Written request: For the data below, work out how many lines include the string "name" and report only the number.

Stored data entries
—————

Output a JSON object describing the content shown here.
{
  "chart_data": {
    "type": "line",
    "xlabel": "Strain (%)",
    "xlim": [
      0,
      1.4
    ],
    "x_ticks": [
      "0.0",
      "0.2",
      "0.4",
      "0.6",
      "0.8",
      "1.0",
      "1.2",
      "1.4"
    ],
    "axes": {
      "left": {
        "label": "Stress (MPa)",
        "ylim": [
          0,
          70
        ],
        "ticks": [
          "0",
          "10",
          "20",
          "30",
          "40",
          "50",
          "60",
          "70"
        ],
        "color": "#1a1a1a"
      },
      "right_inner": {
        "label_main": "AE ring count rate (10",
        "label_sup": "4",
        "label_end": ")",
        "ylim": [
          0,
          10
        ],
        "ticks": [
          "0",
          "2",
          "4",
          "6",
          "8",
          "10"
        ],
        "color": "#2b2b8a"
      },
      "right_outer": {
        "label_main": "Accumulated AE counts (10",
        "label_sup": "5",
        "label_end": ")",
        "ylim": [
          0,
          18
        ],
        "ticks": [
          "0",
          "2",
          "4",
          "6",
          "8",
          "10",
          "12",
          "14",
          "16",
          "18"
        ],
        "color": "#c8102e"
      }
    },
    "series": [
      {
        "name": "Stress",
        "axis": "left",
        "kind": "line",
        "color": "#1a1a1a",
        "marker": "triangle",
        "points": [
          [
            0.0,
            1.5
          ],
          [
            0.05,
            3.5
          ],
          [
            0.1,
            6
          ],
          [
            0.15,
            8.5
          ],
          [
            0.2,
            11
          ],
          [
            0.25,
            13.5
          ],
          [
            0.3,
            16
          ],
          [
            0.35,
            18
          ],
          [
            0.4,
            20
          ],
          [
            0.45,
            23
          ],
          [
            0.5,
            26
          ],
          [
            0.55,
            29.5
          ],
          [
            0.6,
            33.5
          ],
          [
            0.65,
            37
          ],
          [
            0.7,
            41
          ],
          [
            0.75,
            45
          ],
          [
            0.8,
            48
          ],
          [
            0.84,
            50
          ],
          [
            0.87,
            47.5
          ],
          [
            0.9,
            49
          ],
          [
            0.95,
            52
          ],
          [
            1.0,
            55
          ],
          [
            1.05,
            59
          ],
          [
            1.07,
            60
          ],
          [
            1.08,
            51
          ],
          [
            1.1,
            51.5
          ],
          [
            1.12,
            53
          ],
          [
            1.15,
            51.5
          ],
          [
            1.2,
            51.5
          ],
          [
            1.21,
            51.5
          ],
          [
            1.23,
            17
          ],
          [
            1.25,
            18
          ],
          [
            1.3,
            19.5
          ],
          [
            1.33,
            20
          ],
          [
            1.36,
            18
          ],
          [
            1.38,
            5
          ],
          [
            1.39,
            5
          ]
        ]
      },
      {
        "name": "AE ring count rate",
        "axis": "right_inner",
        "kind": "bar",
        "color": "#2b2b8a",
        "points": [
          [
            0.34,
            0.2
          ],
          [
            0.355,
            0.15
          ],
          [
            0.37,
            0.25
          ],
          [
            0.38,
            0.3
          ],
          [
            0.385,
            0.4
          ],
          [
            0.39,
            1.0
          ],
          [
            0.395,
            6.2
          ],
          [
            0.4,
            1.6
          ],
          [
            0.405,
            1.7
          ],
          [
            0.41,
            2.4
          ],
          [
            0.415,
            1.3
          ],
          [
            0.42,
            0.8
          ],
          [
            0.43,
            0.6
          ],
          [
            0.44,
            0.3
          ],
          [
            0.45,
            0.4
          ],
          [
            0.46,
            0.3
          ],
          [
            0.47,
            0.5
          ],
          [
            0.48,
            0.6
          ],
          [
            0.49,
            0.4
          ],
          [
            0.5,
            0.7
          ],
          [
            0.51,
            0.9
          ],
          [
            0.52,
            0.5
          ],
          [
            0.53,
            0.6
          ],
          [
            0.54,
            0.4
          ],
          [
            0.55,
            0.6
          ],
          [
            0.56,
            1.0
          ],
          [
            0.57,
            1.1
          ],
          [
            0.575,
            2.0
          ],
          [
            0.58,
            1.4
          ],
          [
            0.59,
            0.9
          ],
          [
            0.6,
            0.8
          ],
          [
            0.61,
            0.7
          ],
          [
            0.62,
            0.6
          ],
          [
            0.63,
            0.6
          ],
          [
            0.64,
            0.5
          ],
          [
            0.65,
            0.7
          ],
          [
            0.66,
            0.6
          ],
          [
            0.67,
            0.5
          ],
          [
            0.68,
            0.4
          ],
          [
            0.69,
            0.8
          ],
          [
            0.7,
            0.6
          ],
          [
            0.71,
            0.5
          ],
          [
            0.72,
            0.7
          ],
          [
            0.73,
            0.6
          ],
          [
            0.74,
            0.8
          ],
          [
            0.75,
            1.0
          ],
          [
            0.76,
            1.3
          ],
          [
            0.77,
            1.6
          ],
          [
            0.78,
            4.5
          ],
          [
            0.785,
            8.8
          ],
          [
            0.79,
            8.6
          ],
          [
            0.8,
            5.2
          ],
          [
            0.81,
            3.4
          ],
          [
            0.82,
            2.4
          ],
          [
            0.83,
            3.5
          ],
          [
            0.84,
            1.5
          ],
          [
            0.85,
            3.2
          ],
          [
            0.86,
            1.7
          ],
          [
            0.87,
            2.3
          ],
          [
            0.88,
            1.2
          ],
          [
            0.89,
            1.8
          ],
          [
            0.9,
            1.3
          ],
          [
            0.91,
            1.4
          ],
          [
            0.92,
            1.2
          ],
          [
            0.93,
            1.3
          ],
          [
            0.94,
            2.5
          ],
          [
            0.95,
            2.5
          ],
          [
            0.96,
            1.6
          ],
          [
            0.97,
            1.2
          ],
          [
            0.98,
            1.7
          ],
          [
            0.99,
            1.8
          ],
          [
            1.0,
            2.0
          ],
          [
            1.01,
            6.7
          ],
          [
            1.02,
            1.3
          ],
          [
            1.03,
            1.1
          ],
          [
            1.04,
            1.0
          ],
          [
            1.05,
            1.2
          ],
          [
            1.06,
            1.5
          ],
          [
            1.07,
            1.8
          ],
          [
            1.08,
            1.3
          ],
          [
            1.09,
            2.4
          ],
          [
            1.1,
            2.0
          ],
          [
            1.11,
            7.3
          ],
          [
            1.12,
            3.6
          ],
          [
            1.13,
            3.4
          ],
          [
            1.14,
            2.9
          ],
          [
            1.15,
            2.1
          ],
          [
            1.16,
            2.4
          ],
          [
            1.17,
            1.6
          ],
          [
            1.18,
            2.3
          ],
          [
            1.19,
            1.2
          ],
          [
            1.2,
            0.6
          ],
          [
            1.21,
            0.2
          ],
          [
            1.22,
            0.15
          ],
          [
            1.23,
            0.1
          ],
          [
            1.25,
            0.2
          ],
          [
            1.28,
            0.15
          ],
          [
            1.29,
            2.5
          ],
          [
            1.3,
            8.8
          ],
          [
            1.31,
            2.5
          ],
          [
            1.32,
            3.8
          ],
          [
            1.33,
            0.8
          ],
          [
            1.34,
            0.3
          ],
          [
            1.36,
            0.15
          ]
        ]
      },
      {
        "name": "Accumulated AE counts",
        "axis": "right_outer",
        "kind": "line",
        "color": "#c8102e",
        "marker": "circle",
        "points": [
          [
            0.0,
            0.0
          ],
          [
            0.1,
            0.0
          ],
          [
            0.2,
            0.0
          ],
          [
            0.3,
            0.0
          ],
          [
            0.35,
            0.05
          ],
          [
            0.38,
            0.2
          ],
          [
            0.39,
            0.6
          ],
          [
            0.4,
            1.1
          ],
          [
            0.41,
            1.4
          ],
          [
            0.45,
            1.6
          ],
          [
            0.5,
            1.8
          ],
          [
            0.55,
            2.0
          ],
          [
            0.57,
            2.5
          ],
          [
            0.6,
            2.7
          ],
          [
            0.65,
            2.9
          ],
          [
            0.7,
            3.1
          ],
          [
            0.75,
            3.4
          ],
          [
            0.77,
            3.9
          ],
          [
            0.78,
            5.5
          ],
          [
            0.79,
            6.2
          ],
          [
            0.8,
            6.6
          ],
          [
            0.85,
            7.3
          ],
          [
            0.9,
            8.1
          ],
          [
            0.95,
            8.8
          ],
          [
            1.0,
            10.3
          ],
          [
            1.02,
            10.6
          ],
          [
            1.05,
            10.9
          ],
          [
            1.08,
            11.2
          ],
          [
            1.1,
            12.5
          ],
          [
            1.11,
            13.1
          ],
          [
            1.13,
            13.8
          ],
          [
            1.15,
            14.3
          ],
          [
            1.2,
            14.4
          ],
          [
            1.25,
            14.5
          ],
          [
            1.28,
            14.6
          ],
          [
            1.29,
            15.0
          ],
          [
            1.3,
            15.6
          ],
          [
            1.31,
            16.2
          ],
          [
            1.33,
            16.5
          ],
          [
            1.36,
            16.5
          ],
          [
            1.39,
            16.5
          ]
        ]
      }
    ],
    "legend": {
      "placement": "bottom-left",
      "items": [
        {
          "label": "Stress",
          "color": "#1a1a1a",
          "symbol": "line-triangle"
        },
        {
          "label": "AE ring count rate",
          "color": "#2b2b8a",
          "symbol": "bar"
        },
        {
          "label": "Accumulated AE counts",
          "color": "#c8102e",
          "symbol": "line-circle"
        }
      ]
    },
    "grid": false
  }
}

—————

The completed task: 3